__Short task__
Every entry must be duplicated precisely as written.

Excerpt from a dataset

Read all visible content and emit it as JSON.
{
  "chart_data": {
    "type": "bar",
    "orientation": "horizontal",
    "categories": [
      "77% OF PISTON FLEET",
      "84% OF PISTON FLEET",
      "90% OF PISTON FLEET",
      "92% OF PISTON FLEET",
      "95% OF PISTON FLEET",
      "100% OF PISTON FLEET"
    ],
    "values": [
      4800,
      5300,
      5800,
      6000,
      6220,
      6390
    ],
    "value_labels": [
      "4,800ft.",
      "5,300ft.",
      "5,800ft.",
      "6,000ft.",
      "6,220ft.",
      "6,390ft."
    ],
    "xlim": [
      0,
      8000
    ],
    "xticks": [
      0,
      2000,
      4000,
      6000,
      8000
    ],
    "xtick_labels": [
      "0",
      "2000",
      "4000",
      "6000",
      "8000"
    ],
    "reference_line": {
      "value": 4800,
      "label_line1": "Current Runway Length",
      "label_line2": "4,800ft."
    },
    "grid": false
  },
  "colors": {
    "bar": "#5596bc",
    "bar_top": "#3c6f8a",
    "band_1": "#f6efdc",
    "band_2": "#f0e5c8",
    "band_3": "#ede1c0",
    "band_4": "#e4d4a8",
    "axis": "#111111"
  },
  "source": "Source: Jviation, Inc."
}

__Output for this task__
Read all visible content and emit it as JSON.
{
  "chart_data": {
    "type": "bar",
    "orientation": "horizontal",
    "categories": [
      "77% OF PISTON FLEET",
      "84% OF PISTON FLEET",
      "90% OF PISTON FLEET",
      "92% OF PISTON FLEET",
      "95% OF PISTON FLEET",
      "100% OF PISTON FLEET"
    ],
    "values": [
      4800,
      5300,
      5800,
      6000,
      6220,
      6390
    ],
    "value_labels": [
      "4,800ft.",
      "5,300ft.",
      "5,800ft.",
      "6,000ft.",
      "6,220ft.",
      "6,390ft."
    ],
    "xlim": [
      0,
      8000
    ],
    "xticks": [
      0,
      2000,
      4000,
      6000,
      8000
    ],
    "xtick_labels": [
      "0",
      "2000",
      "4000",
      "6000",
      "8000"
    ],
    "reference_line": {
      "value": 4800,
      "label_line1": "Current Runway Length",
      "label_line2": "4,800ft."
    },
    "grid": false
  },
  "colors": {
    "bar": "#5596bc",
    "bar_top": "#3c6f8a",
    "band_1": "#f6efdc",
    "band_2": "#f0e5c8",
    "band_3": "#ede1c0",
    "band_4": "#e4d4a8",
    "axis": "#111111"
  },
  "source": "Source: Jviation, Inc."
}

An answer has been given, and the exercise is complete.